(Figure record extracts)

○ ○ ○ ○

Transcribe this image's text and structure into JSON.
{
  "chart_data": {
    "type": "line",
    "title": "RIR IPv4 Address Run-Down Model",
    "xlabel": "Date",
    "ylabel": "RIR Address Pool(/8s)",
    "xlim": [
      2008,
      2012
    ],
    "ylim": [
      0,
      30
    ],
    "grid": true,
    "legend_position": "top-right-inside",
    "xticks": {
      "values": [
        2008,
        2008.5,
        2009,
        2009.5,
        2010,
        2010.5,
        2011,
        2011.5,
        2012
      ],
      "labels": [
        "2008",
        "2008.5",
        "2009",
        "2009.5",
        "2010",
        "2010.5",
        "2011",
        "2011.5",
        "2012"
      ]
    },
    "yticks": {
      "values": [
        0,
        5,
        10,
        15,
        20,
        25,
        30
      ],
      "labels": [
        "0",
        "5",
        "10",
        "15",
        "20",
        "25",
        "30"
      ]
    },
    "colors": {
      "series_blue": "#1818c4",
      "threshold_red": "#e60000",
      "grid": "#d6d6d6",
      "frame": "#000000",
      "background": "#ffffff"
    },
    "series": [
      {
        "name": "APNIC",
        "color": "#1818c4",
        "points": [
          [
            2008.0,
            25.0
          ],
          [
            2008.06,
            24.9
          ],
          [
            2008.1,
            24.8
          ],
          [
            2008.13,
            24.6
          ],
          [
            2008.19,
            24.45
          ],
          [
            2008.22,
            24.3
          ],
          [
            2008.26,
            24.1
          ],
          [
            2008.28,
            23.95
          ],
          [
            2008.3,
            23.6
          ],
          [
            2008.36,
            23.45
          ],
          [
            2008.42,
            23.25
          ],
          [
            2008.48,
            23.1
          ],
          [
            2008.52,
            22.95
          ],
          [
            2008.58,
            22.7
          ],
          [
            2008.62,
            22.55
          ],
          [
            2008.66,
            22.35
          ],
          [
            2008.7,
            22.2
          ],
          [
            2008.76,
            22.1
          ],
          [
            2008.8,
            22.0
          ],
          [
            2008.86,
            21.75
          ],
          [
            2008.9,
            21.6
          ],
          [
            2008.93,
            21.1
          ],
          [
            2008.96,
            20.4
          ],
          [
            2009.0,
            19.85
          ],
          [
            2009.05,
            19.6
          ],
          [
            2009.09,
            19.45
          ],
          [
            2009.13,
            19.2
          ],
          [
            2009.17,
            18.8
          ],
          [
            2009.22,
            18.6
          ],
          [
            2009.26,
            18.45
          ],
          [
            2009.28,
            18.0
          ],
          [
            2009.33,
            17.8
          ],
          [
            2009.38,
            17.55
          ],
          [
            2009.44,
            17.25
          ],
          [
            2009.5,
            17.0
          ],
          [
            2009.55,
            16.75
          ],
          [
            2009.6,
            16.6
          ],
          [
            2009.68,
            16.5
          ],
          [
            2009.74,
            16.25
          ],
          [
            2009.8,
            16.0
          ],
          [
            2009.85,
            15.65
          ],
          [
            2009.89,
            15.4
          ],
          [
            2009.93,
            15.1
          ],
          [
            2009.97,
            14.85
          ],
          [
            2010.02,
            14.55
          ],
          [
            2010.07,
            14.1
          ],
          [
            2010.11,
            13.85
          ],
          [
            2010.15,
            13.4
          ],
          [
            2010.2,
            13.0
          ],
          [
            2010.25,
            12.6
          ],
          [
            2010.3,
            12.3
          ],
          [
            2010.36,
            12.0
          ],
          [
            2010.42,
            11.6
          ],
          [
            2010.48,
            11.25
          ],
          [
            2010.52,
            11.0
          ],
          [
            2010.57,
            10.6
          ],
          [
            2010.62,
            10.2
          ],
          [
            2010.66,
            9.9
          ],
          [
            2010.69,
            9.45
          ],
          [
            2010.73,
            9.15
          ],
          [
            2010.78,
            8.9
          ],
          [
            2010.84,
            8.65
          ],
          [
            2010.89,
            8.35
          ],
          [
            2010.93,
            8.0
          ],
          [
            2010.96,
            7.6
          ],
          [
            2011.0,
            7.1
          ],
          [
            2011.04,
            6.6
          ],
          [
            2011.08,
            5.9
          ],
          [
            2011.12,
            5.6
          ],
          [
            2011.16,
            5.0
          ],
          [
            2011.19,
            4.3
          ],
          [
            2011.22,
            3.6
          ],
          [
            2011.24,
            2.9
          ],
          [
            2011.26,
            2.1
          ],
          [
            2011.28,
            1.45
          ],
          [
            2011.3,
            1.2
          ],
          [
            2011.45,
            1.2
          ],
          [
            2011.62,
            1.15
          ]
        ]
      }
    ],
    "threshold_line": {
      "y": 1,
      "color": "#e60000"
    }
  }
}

○ ○ ○ ○

● Directions for this task: Extract all lines that hold the word "Address".

● Complete response:
    "title": "RIR IPv4 Address Run-Down Model",
    "ylabel": "RIR Address Pool(/8s)",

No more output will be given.